◆ **Description of the task**:
Convert the lines starting with the line that contains "bamboo print: [267, 0, 1200, 972]" and going on through the line that contains "brand ring text: C: [333, 187, 353, 207]" into a JSON list of strings, one string per line, leaving out blank lines.

◆ **Excerpted data**:
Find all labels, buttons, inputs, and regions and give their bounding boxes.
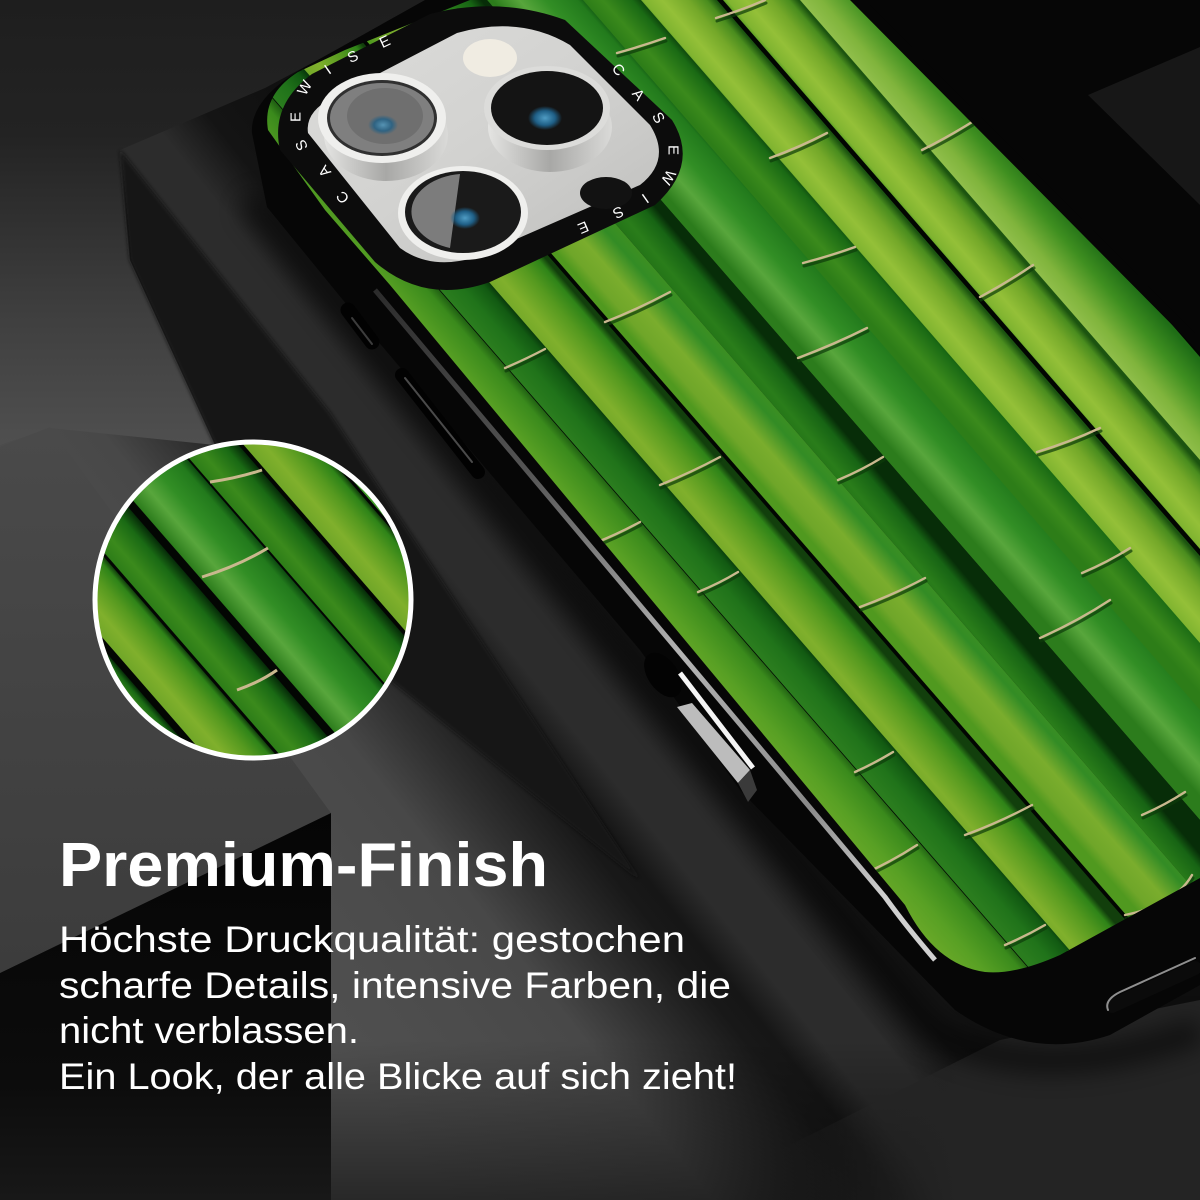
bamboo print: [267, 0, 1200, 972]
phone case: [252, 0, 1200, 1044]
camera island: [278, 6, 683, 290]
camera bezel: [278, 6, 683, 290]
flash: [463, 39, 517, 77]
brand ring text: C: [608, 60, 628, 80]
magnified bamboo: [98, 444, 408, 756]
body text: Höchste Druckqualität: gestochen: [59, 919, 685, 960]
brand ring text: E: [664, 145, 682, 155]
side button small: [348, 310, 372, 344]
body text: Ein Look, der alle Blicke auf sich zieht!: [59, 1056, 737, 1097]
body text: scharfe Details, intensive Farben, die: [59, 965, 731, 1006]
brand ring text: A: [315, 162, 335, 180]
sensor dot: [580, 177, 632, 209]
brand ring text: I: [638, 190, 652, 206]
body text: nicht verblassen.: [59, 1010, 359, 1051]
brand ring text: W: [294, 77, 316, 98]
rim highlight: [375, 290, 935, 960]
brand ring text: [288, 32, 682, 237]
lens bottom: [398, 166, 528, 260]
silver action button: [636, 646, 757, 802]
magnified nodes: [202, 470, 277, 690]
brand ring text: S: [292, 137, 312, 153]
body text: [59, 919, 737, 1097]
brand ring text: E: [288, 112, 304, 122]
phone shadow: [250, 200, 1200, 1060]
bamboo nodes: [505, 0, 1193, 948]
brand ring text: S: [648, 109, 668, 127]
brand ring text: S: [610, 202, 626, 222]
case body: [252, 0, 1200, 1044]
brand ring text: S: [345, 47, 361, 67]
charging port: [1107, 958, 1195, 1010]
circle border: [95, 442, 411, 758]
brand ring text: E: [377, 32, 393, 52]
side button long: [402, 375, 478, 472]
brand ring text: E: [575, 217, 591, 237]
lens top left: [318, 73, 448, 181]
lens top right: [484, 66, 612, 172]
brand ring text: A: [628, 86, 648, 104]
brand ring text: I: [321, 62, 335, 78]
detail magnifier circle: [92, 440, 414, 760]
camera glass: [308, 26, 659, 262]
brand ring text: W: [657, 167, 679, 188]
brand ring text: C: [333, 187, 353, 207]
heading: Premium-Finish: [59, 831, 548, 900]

◆ **Answer to the problem**:
[
  "bamboo print: [267, 0, 1200, 972]",
  "phone case: [252, 0, 1200, 1044]",
  "camera island: [278, 6, 683, 290]",
  "camera bezel: [278, 6, 683, 290]",
  "flash: [463, 39, 517, 77]",
  "brand ring text: C: [608, 60, 628, 80]",
  "magnified bamboo: [98, 444, 408, 756]",
  "body text: Höchste Druckqualität: gestochen: [59, 919, 685, 960]",
  "brand ring text: E: [664, 145, 682, 155]",
  "side button small: [348, 310, 372, 344]",
  "body text: Ein Look, der alle Blicke auf sich zieht!: [59, 1056, 737, 1097]",
  "body text: scharfe Details, intensive Farben, die: [59, 965, 731, 1006]",
  "brand ring text: A: [315, 162, 335, 180]",
  "sensor dot: [580, 177, 632, 209]",
  "brand ring text: I: [638, 190, 652, 206]",
  "body text: nicht verblassen.: [59, 1010, 359, 1051]",
  "brand ring text: W: [294, 77, 316, 98]",
  "rim highlight: [375, 290, 935, 960]",
  "brand ring text: [288, 32, 682, 237]",
  "lens bottom: [398, 166, 528, 260]",
  "silver action button: [636, 646, 757, 802]",
  "magnified nodes: [202, 470, 277, 690]",
  "brand ring text: S: [292, 137, 312, 153]",
  "body text: [59, 919, 737, 1097]",
  "brand ring text: E: [288, 112, 304, 122]",
  "phone shadow: [250, 200, 1200, 1060]",
  "bamboo nodes: [505, 0, 1193, 948]",
  "brand ring text: S: [648, 109, 668, 127]",
  "brand ring text: S: [610, 202, 626, 222]",
  "case body: [252, 0, 1200, 1044]",
  "brand ring text: S: [345, 47, 361, 67]",
  "charging port: [1107, 958, 1195, 1010]",
  "circle border: [95, 442, 411, 758]",
  "brand ring text: E: [377, 32, 393, 52]",
  "side button long: [402, 375, 478, 472]",
  "brand ring text: E: [575, 217, 591, 237]",
  "lens top left: [318, 73, 448, 181]",
  "lens top right: [484, 66, 612, 172]",
  "brand ring text: A: [628, 86, 648, 104]",
  "brand ring text: I: [321, 62, 335, 78]",
  "detail magnifier circle: [92, 440, 414, 760]",
  "camera glass: [308, 26, 659, 262]",
  "brand ring text: W: [657, 167, 679, 188]",
  "brand ring text: C: [333, 187, 353, 207]"
]